== Excerpted text ==

>>>>>

If so, I doubt it's noticeable as all the noise will be passing through an intermediary material (the metal casing of the drive), and might not even pass meaningfully through helium at all given the tiny amount + noise source (motor) being directly coupled to the metal casing. In the case of your voice, your vocal cords cause vibrations to propagate within and through the helium, which again pass into other surrounding gases as the noise leaves your mouth. That's very different from how HDD noise is created and propagates.


lexluthermiester said:


> Um..
> 
> 
> 
> ...


That's cheap /GB, but ... it's a $320 HDD. That's a lot of money unless you're pretty well off. Any storage device above $200 starts to hurt in my world.


lexluthermiester said:


> You are arguing a "what-if" again as if drives fail that often. Drive failures are rare in performance consumer drives and for enterprise drives even more rare when in consumer use. Not a good argument.


No, I'm mentioning that as one of many potential benefits of NAS use, and a generally useful rule of thumb that the higher the amount of data you're storing, the more you'll lose _if_ it fails, and thus the more care you should take to prevent this. That obviously isn't a universally applicable statement - even 100MB of priceless photos of a deceased loved one can be a tragic loss, after all - but the more data, the higher the chance that it's valuable to you overall (and even if it's replaceable, the more hassle doing so will be).


lexluthermiester said:


> You're right, it's not. The topic of discussion is the sound levels of the drives the OP is interested in as they have already decided to get one large drive. So can we have done with the off-topic jibber-jabber?
> 
> On that note.
> 
> ...


Well, the argument that "a drive in a NAS in a cupboard/other room won't bother you no matter its noise level" still addresses this concern, which is why it was brought up in the first place. Yet another benefit of NAS use. Presenting the OP with insight on alternative solutions that might address their concerns is generally a good thing, no?

Also, you're making the same previously pointed out mistake of assuming that dBA measurements are comparable - we know neither the equipment, measurement distance, or frequency spectrum of the noise, which makes it at best useful as a ballpark estimate. How it sounds when mounted in a case (with interactions between vibration and resonant frequencies etc.) further complicates this.


----------



## Shrek (Oct 12, 2021)

Valantar said:


> In the case of your voice, your vocal cords cause vibrations to propagate within and through the helium, which again pass into other surrounding gases as the noise leaves your mouth. That's very different from how HDD noise is created and propagates.



I was picturing the arms vibrating and a thud becoming a dink; but the picture may be all wrong.


----------



## Valantar (Oct 12, 2021)

<<<<<

== Rows ==
>>>>>

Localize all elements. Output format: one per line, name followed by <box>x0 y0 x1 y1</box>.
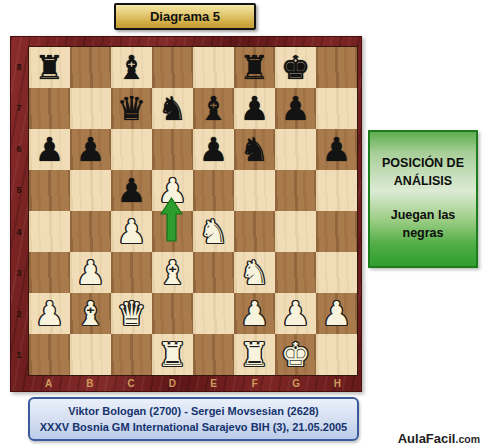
square-f3[interactable]: ♞ <box>234 252 275 293</box>
piece-black-pawn: ♟ <box>199 129 229 170</box>
file-label-d: D <box>152 377 193 391</box>
piece-black-queen: ♛ <box>117 88 147 129</box>
game-caption-box: Viktor Bologan (2700) - Sergei Movsesian… <box>28 397 359 441</box>
piece-white-bishop: ♝ <box>158 252 188 293</box>
square-b6[interactable]: ♟ <box>70 129 111 170</box>
square-d6[interactable] <box>152 129 193 170</box>
square-h2[interactable]: ♟ <box>316 293 357 334</box>
piece-black-pawn: ♟ <box>35 129 65 170</box>
square-h4[interactable] <box>316 211 357 252</box>
move-arrow-icon <box>160 197 183 242</box>
piece-black-pawn: ♟ <box>117 170 147 211</box>
square-c8[interactable]: ♝ <box>111 47 152 88</box>
square-g7[interactable]: ♟ <box>275 88 316 129</box>
file-label-f: F <box>234 377 275 391</box>
piece-black-king: ♚ <box>281 47 311 88</box>
square-b1[interactable] <box>70 334 111 375</box>
watermark-brand: AulaFacil <box>398 431 456 446</box>
piece-white-pawn: ♟ <box>240 293 270 334</box>
file-labels: ABCDEFGH <box>28 377 358 391</box>
piece-white-knight: ♞ <box>199 211 229 252</box>
square-h3[interactable] <box>316 252 357 293</box>
rank-label-3: 3 <box>11 252 27 293</box>
rank-label-8: 8 <box>11 46 27 87</box>
piece-black-rook: ♜ <box>35 47 65 88</box>
file-label-c: C <box>111 377 152 391</box>
square-f7[interactable]: ♟ <box>234 88 275 129</box>
square-h8[interactable] <box>316 47 357 88</box>
square-b4[interactable] <box>70 211 111 252</box>
square-g6[interactable] <box>275 129 316 170</box>
file-label-e: E <box>193 377 234 391</box>
square-b7[interactable] <box>70 88 111 129</box>
square-c1[interactable] <box>111 334 152 375</box>
square-c6[interactable] <box>111 129 152 170</box>
square-f5[interactable] <box>234 170 275 211</box>
square-d3[interactable]: ♝ <box>152 252 193 293</box>
square-d8[interactable] <box>152 47 193 88</box>
square-g5[interactable] <box>275 170 316 211</box>
square-a4[interactable] <box>29 211 70 252</box>
square-d2[interactable] <box>152 293 193 334</box>
square-g3[interactable] <box>275 252 316 293</box>
event-line: XXXV Bosnia GM International Sarajevo BI… <box>40 419 348 436</box>
square-e7[interactable]: ♝ <box>193 88 234 129</box>
rank-label-2: 2 <box>11 294 27 335</box>
square-a2[interactable]: ♟ <box>29 293 70 334</box>
square-f8[interactable]: ♜ <box>234 47 275 88</box>
square-f4[interactable] <box>234 211 275 252</box>
square-b8[interactable] <box>70 47 111 88</box>
piece-black-pawn: ♟ <box>240 88 270 129</box>
rank-label-5: 5 <box>11 170 27 211</box>
square-g4[interactable] <box>275 211 316 252</box>
piece-white-pawn: ♟ <box>322 293 352 334</box>
square-b5[interactable] <box>70 170 111 211</box>
diagram-title-badge: Diagrama 5 <box>114 3 256 30</box>
square-c3[interactable] <box>111 252 152 293</box>
rank-label-7: 7 <box>11 87 27 128</box>
piece-black-knight: ♞ <box>240 129 270 170</box>
file-label-g: G <box>276 377 317 391</box>
side-to-move-label: Juegan las negras <box>370 206 476 242</box>
rank-label-6: 6 <box>11 129 27 170</box>
square-d7[interactable]: ♞ <box>152 88 193 129</box>
square-c7[interactable]: ♛ <box>111 88 152 129</box>
piece-white-king: ♚ <box>281 334 311 375</box>
square-g8[interactable]: ♚ <box>275 47 316 88</box>
square-e8[interactable] <box>193 47 234 88</box>
players-line: Viktor Bologan (2700) - Sergei Movsesian… <box>68 403 318 420</box>
piece-white-rook: ♜ <box>240 334 270 375</box>
file-label-b: B <box>69 377 110 391</box>
watermark-suffix: .com <box>455 433 480 445</box>
square-e6[interactable]: ♟ <box>193 129 234 170</box>
square-g1[interactable]: ♚ <box>275 334 316 375</box>
file-label-h: H <box>317 377 358 391</box>
page: Diagrama 5 87654321 ♜♝♜♚♛♞♝♟♟♟♟♟♞♟♟♟♟♞♟♝… <box>0 0 483 448</box>
piece-black-rook: ♜ <box>240 47 270 88</box>
square-e1[interactable] <box>193 334 234 375</box>
file-label-a: A <box>28 377 69 391</box>
piece-black-pawn: ♟ <box>281 88 311 129</box>
piece-white-pawn: ♟ <box>281 293 311 334</box>
square-b3[interactable]: ♟ <box>70 252 111 293</box>
square-a5[interactable] <box>29 170 70 211</box>
square-f2[interactable]: ♟ <box>234 293 275 334</box>
piece-black-pawn: ♟ <box>76 129 106 170</box>
board-frame: 87654321 ♜♝♜♚♛♞♝♟♟♟♟♟♞♟♟♟♟♞♟♝♞♟♝♛♟♟♟♜♜♚ … <box>10 36 362 392</box>
piece-white-bishop: ♝ <box>76 293 106 334</box>
piece-black-pawn: ♟ <box>322 129 352 170</box>
rank-label-1: 1 <box>11 335 27 376</box>
square-b2[interactable]: ♝ <box>70 293 111 334</box>
square-f6[interactable]: ♞ <box>234 129 275 170</box>
diagram-title: Diagrama 5 <box>150 9 220 24</box>
piece-white-rook: ♜ <box>158 334 188 375</box>
square-a8[interactable]: ♜ <box>29 47 70 88</box>
square-c2[interactable]: ♛ <box>111 293 152 334</box>
piece-black-bishop: ♝ <box>117 47 147 88</box>
square-g2[interactable]: ♟ <box>275 293 316 334</box>
square-h5[interactable] <box>316 170 357 211</box>
piece-black-bishop: ♝ <box>199 88 229 129</box>
piece-white-knight: ♞ <box>240 252 270 293</box>
square-f1[interactable]: ♜ <box>234 334 275 375</box>
piece-white-pawn: ♟ <box>76 252 106 293</box>
square-h1[interactable] <box>316 334 357 375</box>
chess-board: ♜♝♜♚♛♞♝♟♟♟♟♟♞♟♟♟♟♞♟♝♞♟♝♛♟♟♟♜♜♚ <box>28 46 358 376</box>
square-h7[interactable] <box>316 88 357 129</box>
square-a6[interactable]: ♟ <box>29 129 70 170</box>
square-h6[interactable]: ♟ <box>316 129 357 170</box>
square-a7[interactable] <box>29 88 70 129</box>
square-a3[interactable] <box>29 252 70 293</box>
piece-black-knight: ♞ <box>158 88 188 129</box>
square-d1[interactable]: ♜ <box>152 334 193 375</box>
analysis-panel-heading: POSICIÓN DE ANÁLISIS <box>370 154 476 190</box>
piece-white-pawn: ♟ <box>35 293 65 334</box>
analysis-panel: POSICIÓN DE ANÁLISIS Juegan las negras <box>368 130 478 268</box>
watermark: AulaFacil.com <box>398 429 480 447</box>
square-a1[interactable] <box>29 334 70 375</box>
square-e3[interactable] <box>193 252 234 293</box>
square-e4[interactable]: ♞ <box>193 211 234 252</box>
square-e2[interactable] <box>193 293 234 334</box>
square-e5[interactable] <box>193 170 234 211</box>
piece-white-pawn: ♟ <box>117 211 147 252</box>
square-c4[interactable]: ♟ <box>111 211 152 252</box>
piece-white-queen: ♛ <box>117 293 147 334</box>
rank-label-4: 4 <box>11 211 27 252</box>
square-c5[interactable]: ♟ <box>111 170 152 211</box>
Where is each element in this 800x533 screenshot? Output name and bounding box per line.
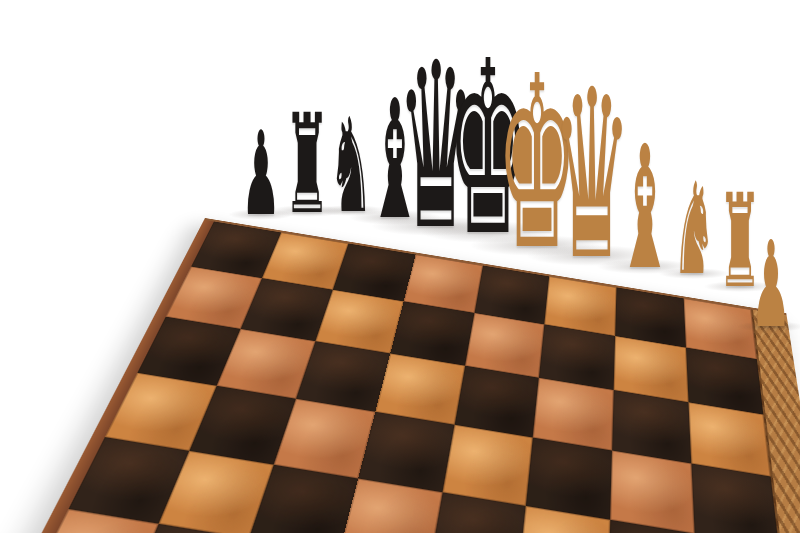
wood-knight[interactable]: ♞ (672, 166, 715, 293)
pieces-row: ♟♜♞♝♛♚♚♛♝♞♜♟ (0, 0, 800, 533)
wood-pawn[interactable]: ♟ (751, 226, 792, 345)
chess-set-photo: ♟♜♞♝♛♚♚♛♝♞♜♟ (0, 0, 800, 533)
wood-bishop[interactable]: ♝ (616, 123, 674, 293)
black-pawn[interactable]: ♟ (241, 116, 281, 232)
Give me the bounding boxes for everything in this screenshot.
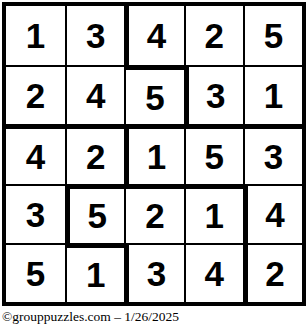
cell-digit: 4 <box>26 139 45 174</box>
cell-digit: 3 <box>86 18 105 53</box>
cell-digit: 2 <box>204 18 223 53</box>
cell-digit: 3 <box>206 78 225 113</box>
cell-r3c4: 5 <box>184 124 243 183</box>
cell-r2c4: 3 <box>184 65 243 124</box>
cell-r5c5: 2 <box>243 243 302 302</box>
cell-r3c1: 4 <box>6 124 65 183</box>
cell-digit: 3 <box>26 197 45 232</box>
cell-r4c3: 2 <box>124 184 183 243</box>
puzzle-page: 1342524531421533521451342 ©grouppuzzles.… <box>0 0 308 329</box>
sudoku-board: 1342524531421533521451342 <box>2 2 306 306</box>
cell-digit: 1 <box>26 18 45 53</box>
cell-r1c5: 5 <box>243 6 302 65</box>
cell-r5c3: 3 <box>124 243 183 302</box>
cell-digit: 2 <box>265 256 284 291</box>
cell-r3c3: 1 <box>124 124 183 183</box>
cell-digit: 4 <box>204 256 223 291</box>
cell-r5c1: 5 <box>6 243 65 302</box>
cell-digit: 3 <box>147 256 166 291</box>
cell-digit: 1 <box>147 139 166 174</box>
cell-r2c5: 1 <box>243 65 302 124</box>
cell-digit: 5 <box>26 256 45 291</box>
cell-digit: 5 <box>204 139 223 174</box>
cell-digit: 5 <box>145 80 164 115</box>
cell-r1c2: 3 <box>65 6 124 65</box>
cell-digit: 5 <box>264 18 283 53</box>
cell-r3c5: 3 <box>243 124 302 183</box>
cell-digit: 3 <box>264 139 283 174</box>
cell-r2c1: 2 <box>6 65 65 124</box>
cell-digit: 4 <box>86 78 105 113</box>
cell-r2c3: 5 <box>124 65 183 124</box>
cell-r4c1: 3 <box>6 184 65 243</box>
cell-r3c2: 2 <box>65 124 124 183</box>
cell-r2c2: 4 <box>65 65 124 124</box>
cell-digit: 1 <box>86 257 105 292</box>
copyright-caption: ©grouppuzzles.com – 1/26/2025 <box>2 309 179 325</box>
cell-r5c4: 4 <box>184 243 243 302</box>
cell-r5c2: 1 <box>65 243 124 302</box>
cell-r1c3: 4 <box>124 6 183 65</box>
cell-r4c2: 5 <box>65 184 124 243</box>
cell-digit: 2 <box>26 78 45 113</box>
cell-digit: 5 <box>88 198 107 233</box>
cell-digit: 4 <box>147 18 166 53</box>
cell-digit: 1 <box>204 198 223 233</box>
cell-digit: 2 <box>145 198 164 233</box>
cell-r1c1: 1 <box>6 6 65 65</box>
cell-r4c5: 4 <box>243 184 302 243</box>
cell-r4c4: 1 <box>184 184 243 243</box>
cell-r1c4: 2 <box>184 6 243 65</box>
cell-digit: 1 <box>264 78 283 113</box>
cell-digit: 2 <box>86 139 105 174</box>
cell-digit: 4 <box>265 197 284 232</box>
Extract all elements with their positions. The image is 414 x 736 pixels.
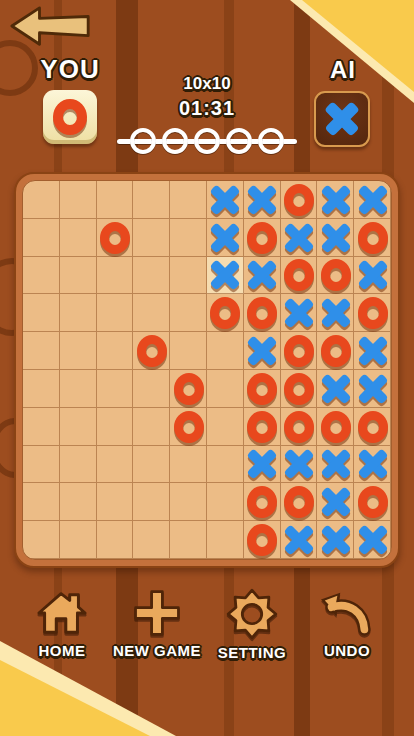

<<<<<

== Stated goal 1 ==
According to the forum thread on hard drive noise, what three things are not known about the dBA measurements? List all of them.
== Stated goal 2 ==
Copy the passage from the forum thread on hard drive noise word for word, starting at "Well, the argument" and ending at "further complicates this.".

== Full response 1 ==
- The equipment
- The measurement distance
- The frequency spectrum of the noise

== Full response 2 ==
Well, the argument that "a drive in a NAS in a cupboard/other room won't bother you no matter its noise level" still addresses this concern, which is why it was brought up in the first place. Yet another benefit of NAS use. Presenting the OP with insight on alternative solutions that might address their concerns is generally a good thing, no?

Also, you're making the same previously pointed out mistake of assuming that dBA measurements are comparable - we know neither the equipment, measurement distance, or frequency spectrum of the noise, which makes it at best useful as a ballpark estimate. How it sounds when mounted in a case (with interactions between vibration and resonant frequencies etc.) further complicates this.